### Reading text
※ ※ ※
Accordingly, this Court issues the instant Order pursuant to its general authority under Rule 1 of the Federal Rules of Civil Procedure, that a court should construe the rules "to secure the just, speedy, and inexpensive determination of every action and proceeding." Fed.R.Civ.P. 1.

The core question on the motion now before the Court is whether its 2012 decision, as affirmed by the Second Circuit, entitled Barclays to all Margin Assets - or only those assets which were (at the time of the sale) securing open trading positions. For the reasons set forth below, the Court's Opinion and Judgment of July 16, 2012 included those assets which the Trustee seeks here to exclude. The Trustees' motion to confirm the scope to the judgment to something narrower is therefore DENIED.


The facts relevant to the instant motion are set forth in detail in both this Court's prior Opinion, 478 B.R. 570 (S.D.N.Y. 2012), and that of the Second Circuit, 761 F.3d 303 (2d Cir. 2014). The Court recites here only those facts necessary to resolution of this motion.

On September 16, 2008, Lehman Brothers Holdings Inc. ("LBHI"), Lehman Brothers Inc. ("LBI") and certain of their affiliates (together, "Lehman") entered into an Asset Purchase Agreement (the "APA") under which Lehman agreed to sell the majority of its assets to Barclays. This sale was "the largest, most expedited and probably the most dramatic asset sale that has ever occurred in bankruptcy history." See In re Lehman Brothers Holdings Inc. , 445 B.R. 143, 148-49 (Bankr. S.D.N.Y. 2011.) The APA defined the assets that would be "Purchased" by Barclays and those that would be "Excluded" from that purchase. The APA defines the "Purchased Assets" broadly as all the assets of Lehman that were "used in connection with the Business" and were within the scope of the seller warranty stating that "all of the necessary assets and services used by the Seller and its Affiliates to operate the Business as it is currently operated." (R. 10.)[3] The assets to be "Purchased" included, inter alia, Retained Cash, all deposits and prepaid charges and expenses, and "exchange traded derivatives." (Id.) The assets that were to be "Excluded" from the "Purchase" were set forth in Section 1.1 of the APA, and encompassed "all cash, cash equivalents, bank deposits or similar cash items of LBI and its Subsidiaries (the Retained Cash') other than $1.3 billion in cash, cash equivalents, bank deposits or similar cash items, " as well as "all assets primarily related to... derivative contracts." (R. 6, 8.)
※ ※ ※
### Supplied material
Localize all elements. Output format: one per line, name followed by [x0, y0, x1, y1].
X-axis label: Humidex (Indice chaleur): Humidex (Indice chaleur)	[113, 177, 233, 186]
※ ※ ※
### Actions to take
**A)** In the court opinion on the Lehman asset sale, what date did Lehman enter into the Asset Purchase Agreement with Barclays?
**B)** Retype the court opinion from "The core question" to "of this motion.".

### Answers to the exercises
**A)** September 16, 2008

**B)**
The core question on the motion now before the Court is whether its 2012 decision, as affirmed by the Second Circuit, entitled Barclays to all Margin Assets - or only those assets which were (at the time of the sale) securing open trading positions. For the reasons set forth below, the Court's Opinion and Judgment of July 16, 2012 included those assets which the Trustee seeks here to exclude. The Trustees' motion to confirm the scope to the judgment to something narrower is therefore DENIED.


The facts relevant to the instant motion are set forth in detail in both this Court's prior Opinion, 478 B.R. 570 (S.D.N.Y. 2012), and that of the Second Circuit, 761 F.3d 303 (2d Cir. 2014). The Court recites here only those facts necessary to resolution of this motion.